* To do: From the entries below, please gather each line containing the string "організацій".

* Given information:
>>>>>
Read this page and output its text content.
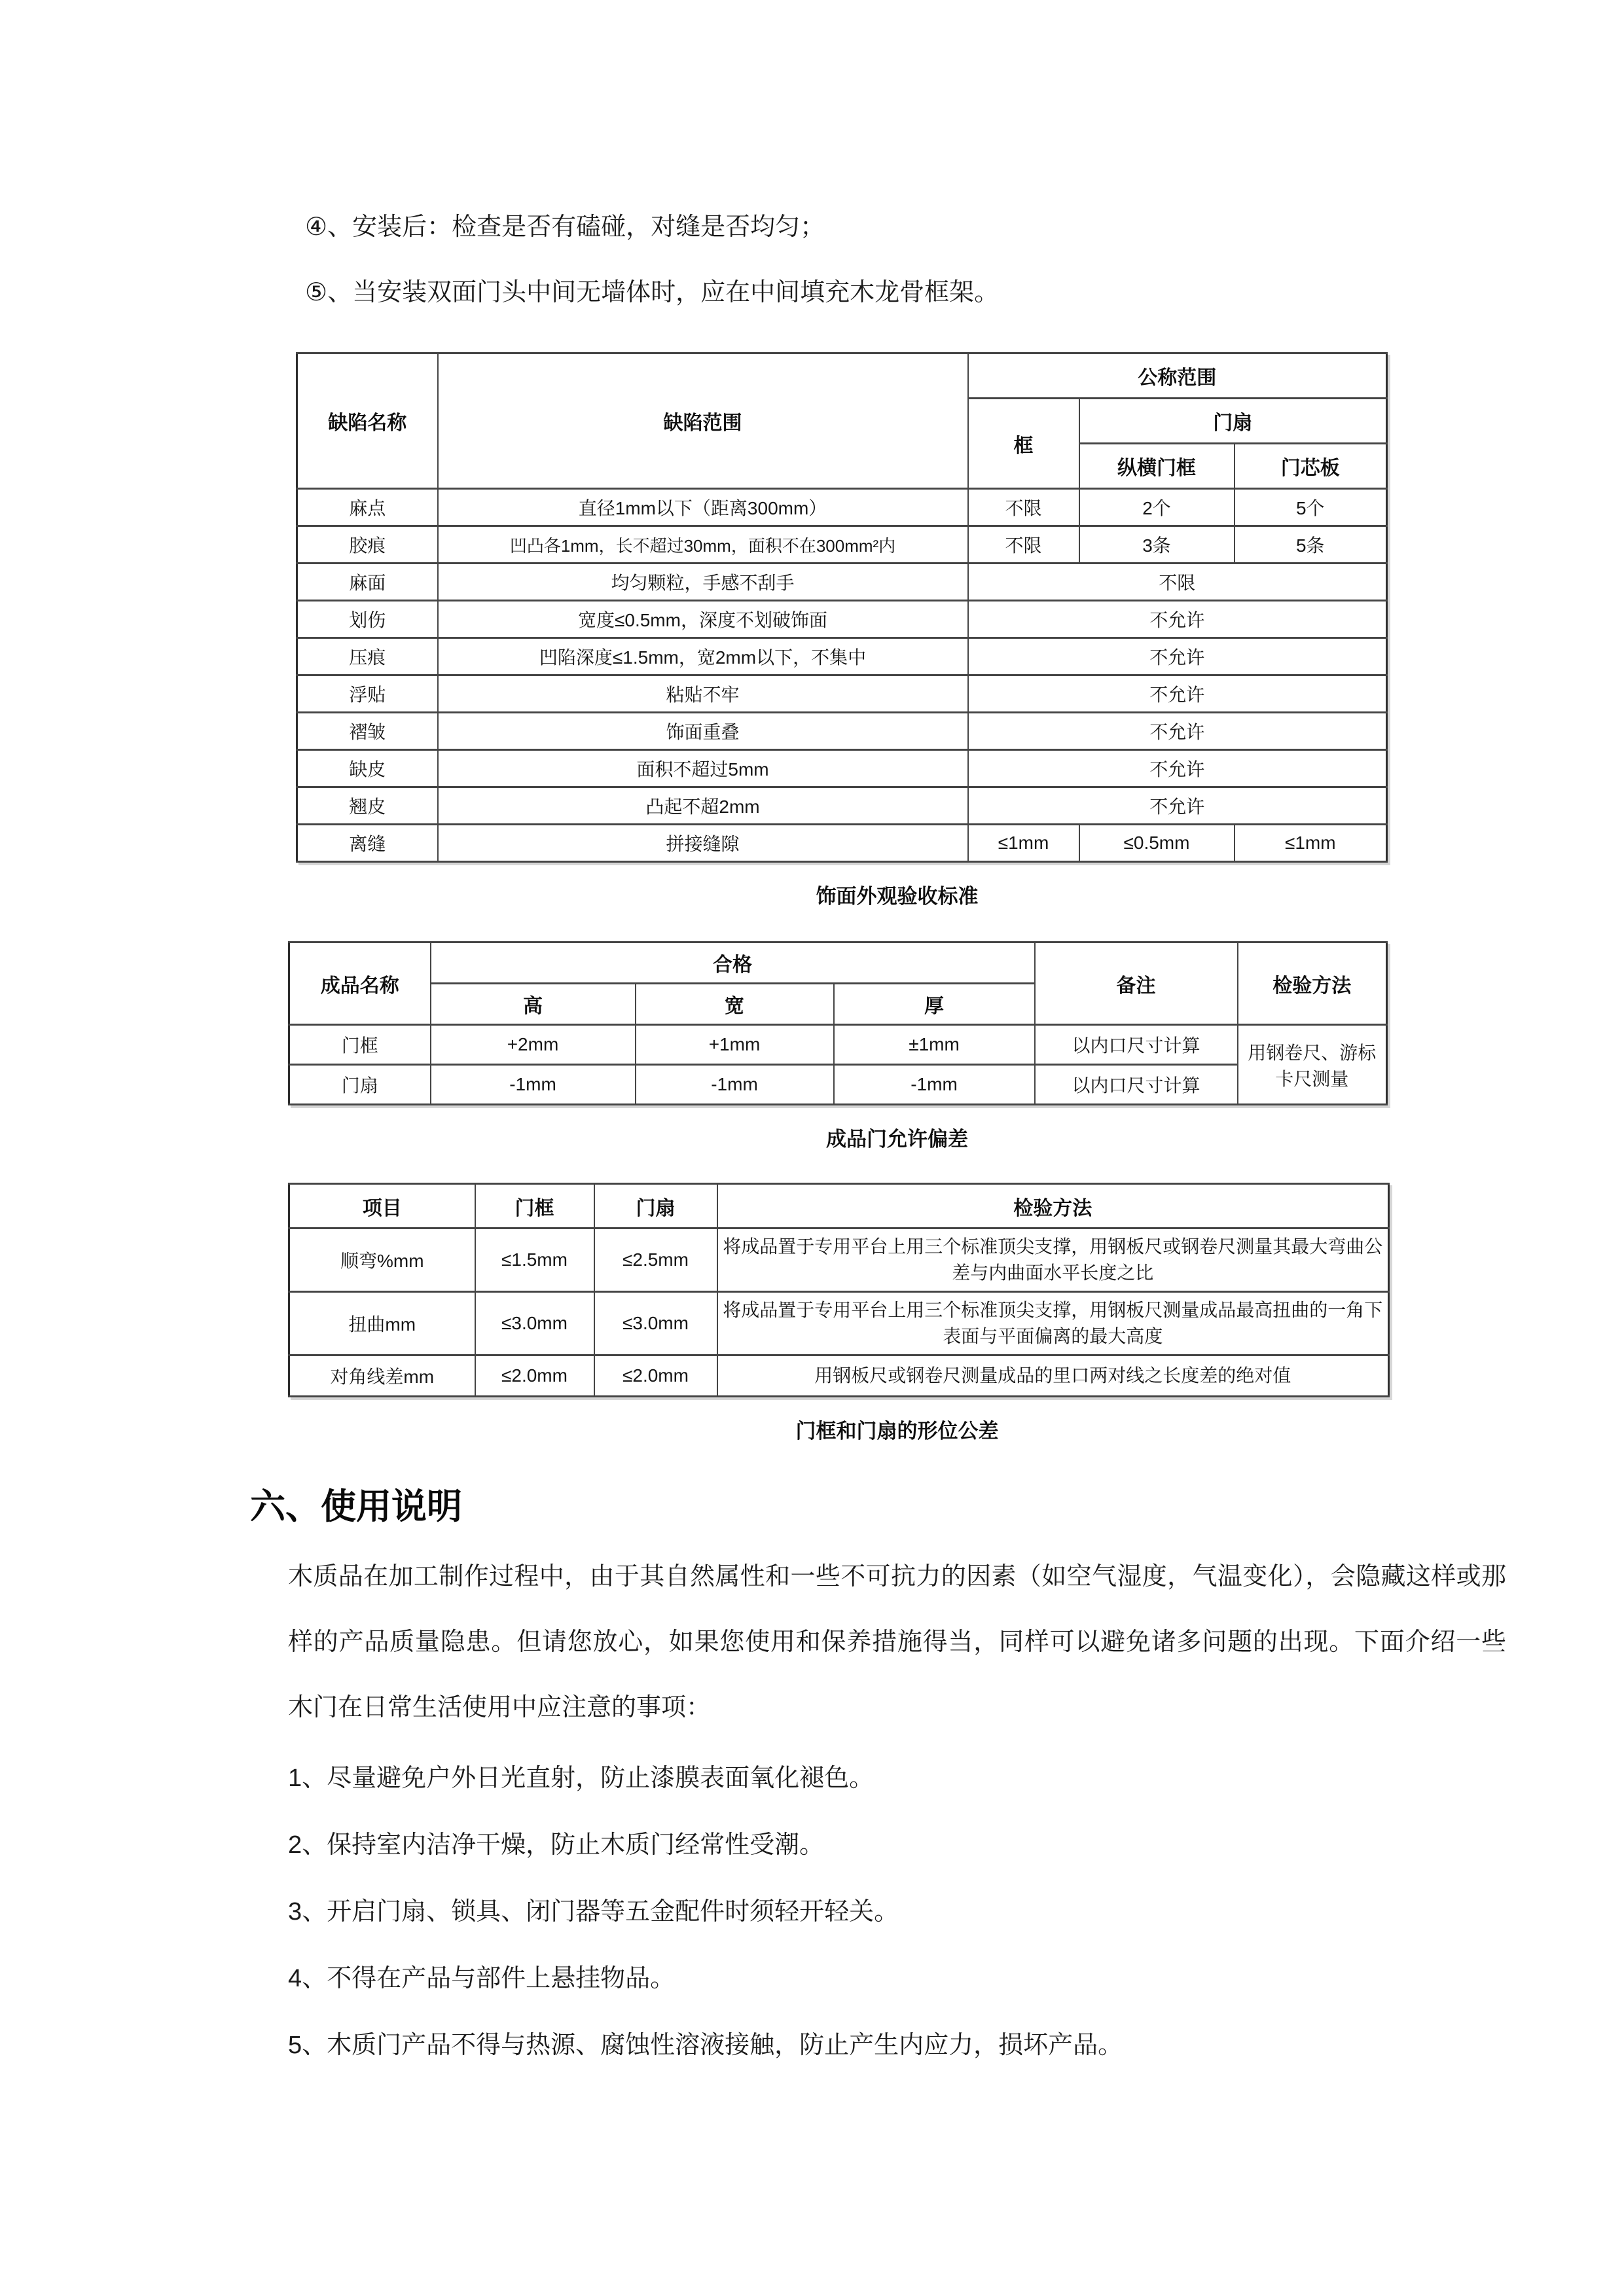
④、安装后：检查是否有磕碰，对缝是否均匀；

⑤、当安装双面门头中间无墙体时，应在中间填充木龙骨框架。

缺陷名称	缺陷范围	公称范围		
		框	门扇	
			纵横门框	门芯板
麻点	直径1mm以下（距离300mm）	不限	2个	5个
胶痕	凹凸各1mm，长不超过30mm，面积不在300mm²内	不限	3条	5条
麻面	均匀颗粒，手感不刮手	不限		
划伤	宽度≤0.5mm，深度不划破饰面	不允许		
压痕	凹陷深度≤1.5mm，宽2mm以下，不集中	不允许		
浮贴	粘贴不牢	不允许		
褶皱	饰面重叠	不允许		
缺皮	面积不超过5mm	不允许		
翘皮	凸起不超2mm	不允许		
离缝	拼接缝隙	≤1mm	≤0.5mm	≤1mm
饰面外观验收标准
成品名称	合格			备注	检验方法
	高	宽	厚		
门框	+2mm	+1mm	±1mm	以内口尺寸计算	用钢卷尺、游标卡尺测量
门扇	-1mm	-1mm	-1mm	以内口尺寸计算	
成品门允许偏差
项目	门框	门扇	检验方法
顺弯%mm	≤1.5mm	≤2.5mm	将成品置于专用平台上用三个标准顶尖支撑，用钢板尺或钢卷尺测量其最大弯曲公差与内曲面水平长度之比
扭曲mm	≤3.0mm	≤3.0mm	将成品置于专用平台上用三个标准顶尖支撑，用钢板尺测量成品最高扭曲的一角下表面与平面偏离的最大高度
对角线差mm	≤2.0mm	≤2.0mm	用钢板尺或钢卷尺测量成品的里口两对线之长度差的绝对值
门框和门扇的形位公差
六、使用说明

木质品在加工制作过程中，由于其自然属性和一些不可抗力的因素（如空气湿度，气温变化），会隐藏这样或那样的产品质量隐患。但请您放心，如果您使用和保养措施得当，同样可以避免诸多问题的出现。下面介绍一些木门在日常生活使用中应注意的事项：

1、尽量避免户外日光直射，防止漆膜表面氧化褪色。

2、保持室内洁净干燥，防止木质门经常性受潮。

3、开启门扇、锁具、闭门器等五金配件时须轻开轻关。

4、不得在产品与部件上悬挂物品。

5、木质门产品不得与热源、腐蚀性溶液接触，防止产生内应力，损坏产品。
<<<<<
>>>>>
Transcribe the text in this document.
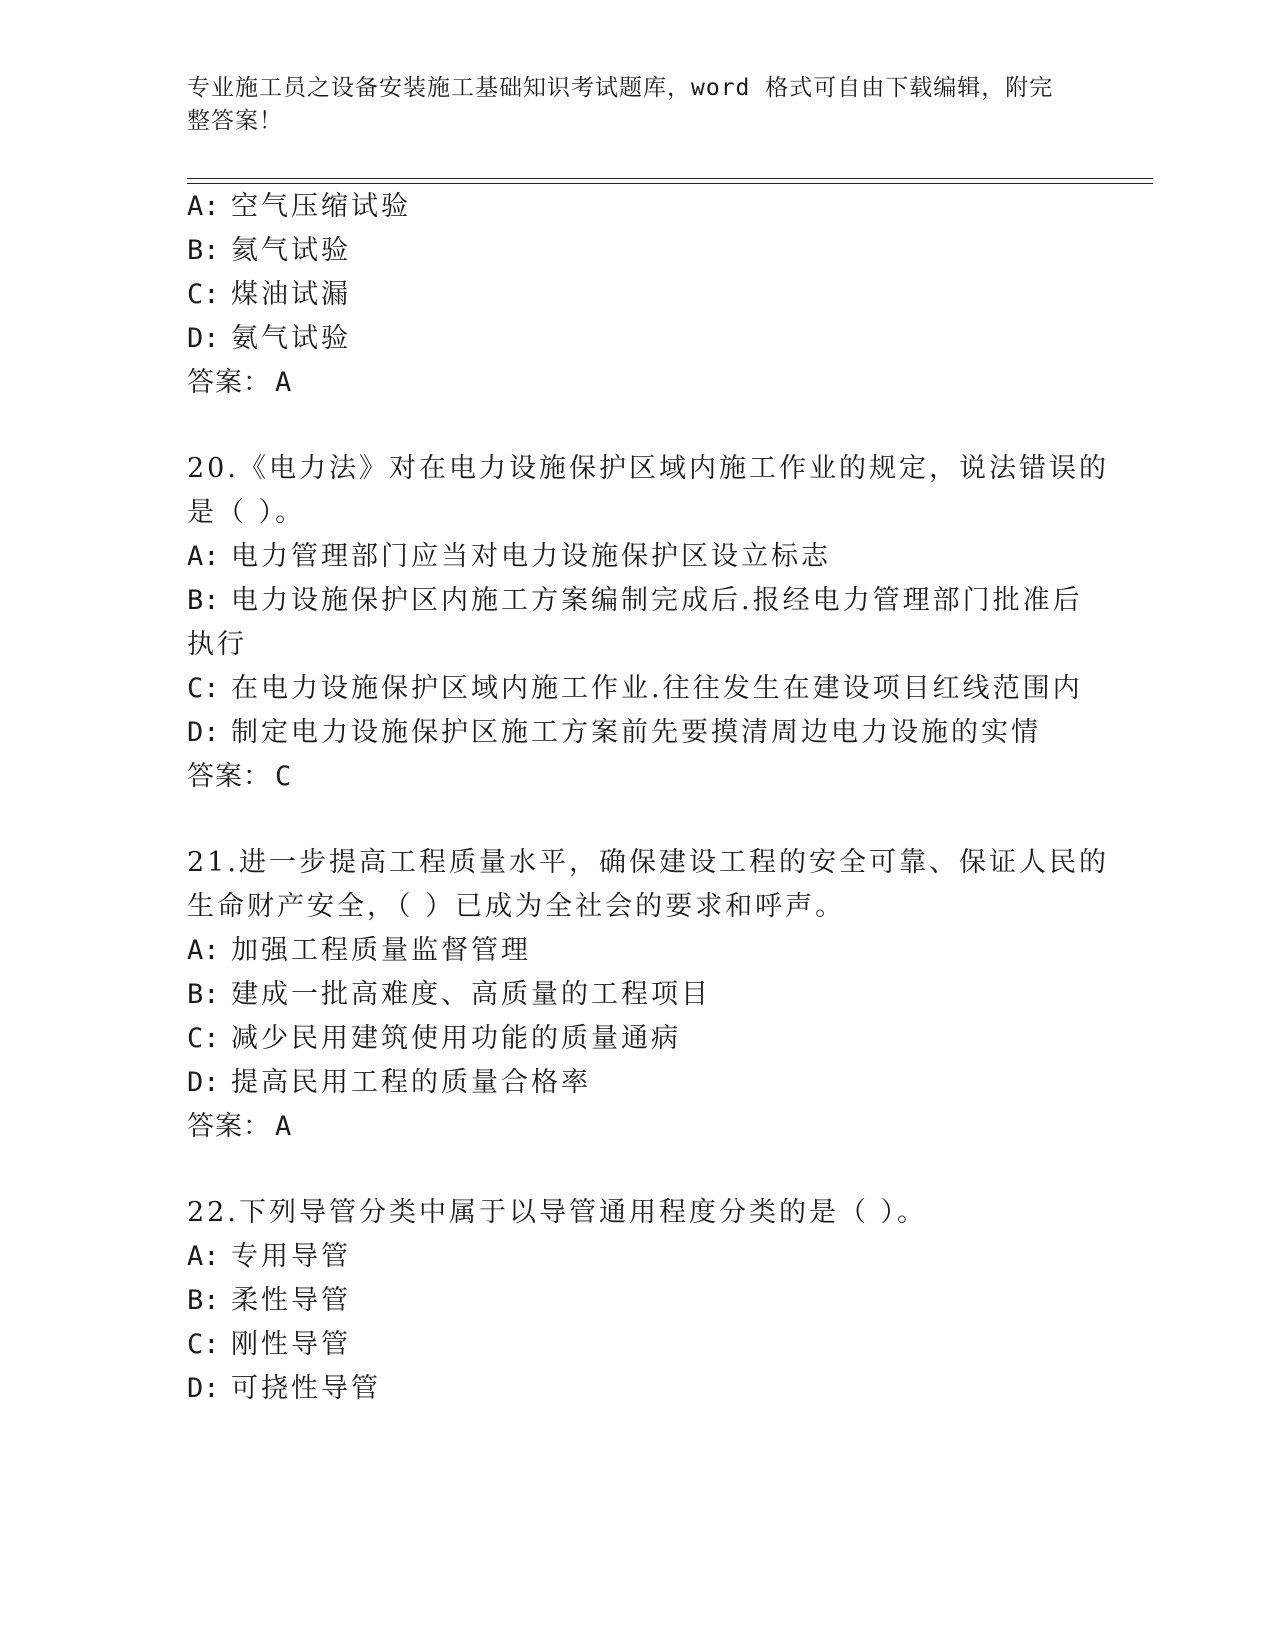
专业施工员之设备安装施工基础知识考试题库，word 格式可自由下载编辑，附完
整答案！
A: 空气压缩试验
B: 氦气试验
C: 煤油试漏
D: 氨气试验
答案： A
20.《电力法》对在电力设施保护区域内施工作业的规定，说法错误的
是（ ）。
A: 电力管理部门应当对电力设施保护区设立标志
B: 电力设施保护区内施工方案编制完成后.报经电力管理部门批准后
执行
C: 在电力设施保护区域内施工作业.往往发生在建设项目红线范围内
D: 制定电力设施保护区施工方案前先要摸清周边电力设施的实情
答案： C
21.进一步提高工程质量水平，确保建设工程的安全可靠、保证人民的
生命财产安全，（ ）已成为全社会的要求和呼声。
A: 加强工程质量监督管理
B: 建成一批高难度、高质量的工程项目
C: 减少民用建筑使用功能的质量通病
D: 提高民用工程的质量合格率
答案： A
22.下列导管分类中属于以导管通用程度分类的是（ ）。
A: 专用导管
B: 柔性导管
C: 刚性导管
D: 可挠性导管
<<<<<
>>>>>
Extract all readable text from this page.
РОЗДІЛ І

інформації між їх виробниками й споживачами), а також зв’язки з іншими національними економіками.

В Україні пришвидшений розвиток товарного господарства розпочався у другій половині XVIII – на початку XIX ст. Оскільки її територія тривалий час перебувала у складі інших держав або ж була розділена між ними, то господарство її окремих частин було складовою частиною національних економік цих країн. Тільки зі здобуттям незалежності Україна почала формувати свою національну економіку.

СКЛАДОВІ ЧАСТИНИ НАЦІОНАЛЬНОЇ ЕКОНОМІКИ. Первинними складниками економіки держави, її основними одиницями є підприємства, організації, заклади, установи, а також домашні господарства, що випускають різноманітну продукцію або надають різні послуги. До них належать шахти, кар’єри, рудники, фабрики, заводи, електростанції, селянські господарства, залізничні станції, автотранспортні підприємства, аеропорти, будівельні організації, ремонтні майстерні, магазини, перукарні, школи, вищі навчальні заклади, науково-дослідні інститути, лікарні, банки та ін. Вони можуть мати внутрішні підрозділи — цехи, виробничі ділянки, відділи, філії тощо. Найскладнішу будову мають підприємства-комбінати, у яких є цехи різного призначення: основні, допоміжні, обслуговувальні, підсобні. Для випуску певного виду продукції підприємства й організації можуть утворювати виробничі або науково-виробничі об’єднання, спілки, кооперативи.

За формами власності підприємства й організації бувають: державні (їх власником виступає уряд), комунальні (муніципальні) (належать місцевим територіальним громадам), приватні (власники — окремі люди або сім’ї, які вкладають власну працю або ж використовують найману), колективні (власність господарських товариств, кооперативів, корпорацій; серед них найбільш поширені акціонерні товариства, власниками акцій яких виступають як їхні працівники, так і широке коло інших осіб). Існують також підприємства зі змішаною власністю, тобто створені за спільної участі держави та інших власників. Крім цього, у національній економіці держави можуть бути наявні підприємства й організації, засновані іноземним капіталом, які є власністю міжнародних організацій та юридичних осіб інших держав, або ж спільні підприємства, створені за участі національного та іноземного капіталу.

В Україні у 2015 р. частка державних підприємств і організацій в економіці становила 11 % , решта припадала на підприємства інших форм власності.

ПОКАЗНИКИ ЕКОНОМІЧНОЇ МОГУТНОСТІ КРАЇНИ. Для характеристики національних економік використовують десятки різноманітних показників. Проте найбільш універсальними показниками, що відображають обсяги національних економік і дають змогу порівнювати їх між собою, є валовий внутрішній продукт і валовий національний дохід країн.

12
<<<<<
* Task result:
За формами власності підприємства й організації бувають: державні (їх власником виступає уряд), комунальні (муніципальні) (належать місцевим територіальним громадам), приватні (власники — окремі люди або сім’ї, які вкладають власну працю або ж використовують найману), колективні (власність господарських товариств, кооперативів, корпорацій; серед них найбільш поширені акціонерні товариства, власниками акцій яких виступають як їхні працівники, так і широке коло інших осіб). Існують також підприємства зі змішаною власністю, тобто створені за спільної участі держави та інших власників. Крім цього, у національній економіці держави можуть бути наявні підприємства й організації, засновані іноземним капіталом, які є власністю міжнародних організацій та юридичних осіб інших держав, або ж спільні підприємства, створені за участі національного та іноземного капіталу.
В Україні у 2015 р. частка державних підприємств і організацій в економіці становила 11 % , решта припадала на підприємства інших форм власності.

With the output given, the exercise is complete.